**Data in this exercise**
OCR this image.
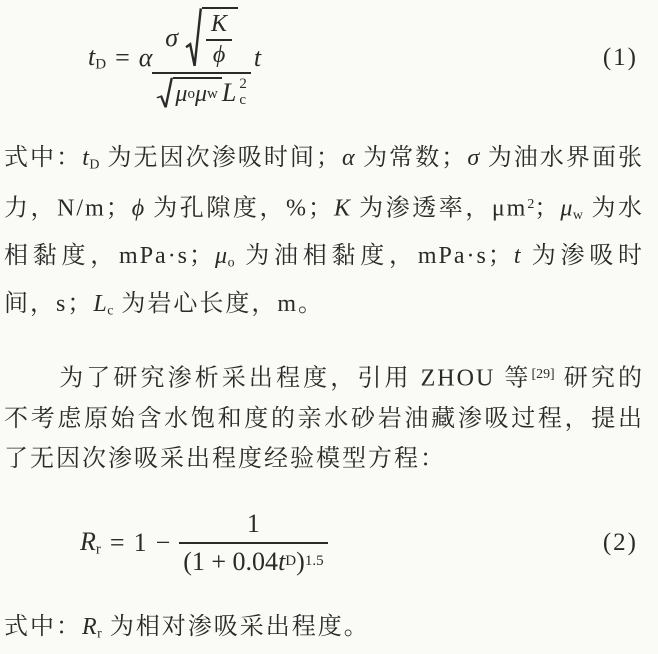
$t_D = \alpha$
σ $\frac{K}{\phi}$
μ o μ w L 2
c
t	(1)

式中：tD 为无因次渗吸时间；α 为常数；σ 为油水界面张力，N/m；ϕ 为孔隙度，%；K 为渗透率，$\mu m^2$；μw 为水相黏度，mPa·s；μo 为油相黏度，mPa·s；t 为渗吸时间，s；Lc 为岩心长度，m。

为了研究渗析采出程度，引用 ZHOU 等[29] 研究的不考虑原始含水饱和度的亲水砂岩油藏渗吸过程，提出了无因次渗吸采出程度经验模型方程：

$R_r = 1 - \frac{1}{\text{(1 + 0.04 t D ) 1.5}}$	(2)

式中：Rr 为相对渗吸采出程度。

**Exercise objective**
Reproduce all entries without any change, and omit the pictures.

**Correct answer**
OCR this image.
$t_D = \alpha$
σ $\frac{K}{\phi}$
μ o μ w L 2
c
t	(1)

式中：tD 为无因次渗吸时间；α 为常数；σ 为油水界面张力，N/m；ϕ 为孔隙度，%；K 为渗透率，$\mu m^2$；μw 为水相黏度，mPa·s；μo 为油相黏度，mPa·s；t 为渗吸时间，s；Lc 为岩心长度，m。

为了研究渗析采出程度，引用 ZHOU 等[29] 研究的不考虑原始含水饱和度的亲水砂岩油藏渗吸过程，提出了无因次渗吸采出程度经验模型方程：

$R_r = 1 - \frac{1}{\text{(1 + 0.04 t D ) 1.5}}$	(2)

式中：Rr 为相对渗吸采出程度。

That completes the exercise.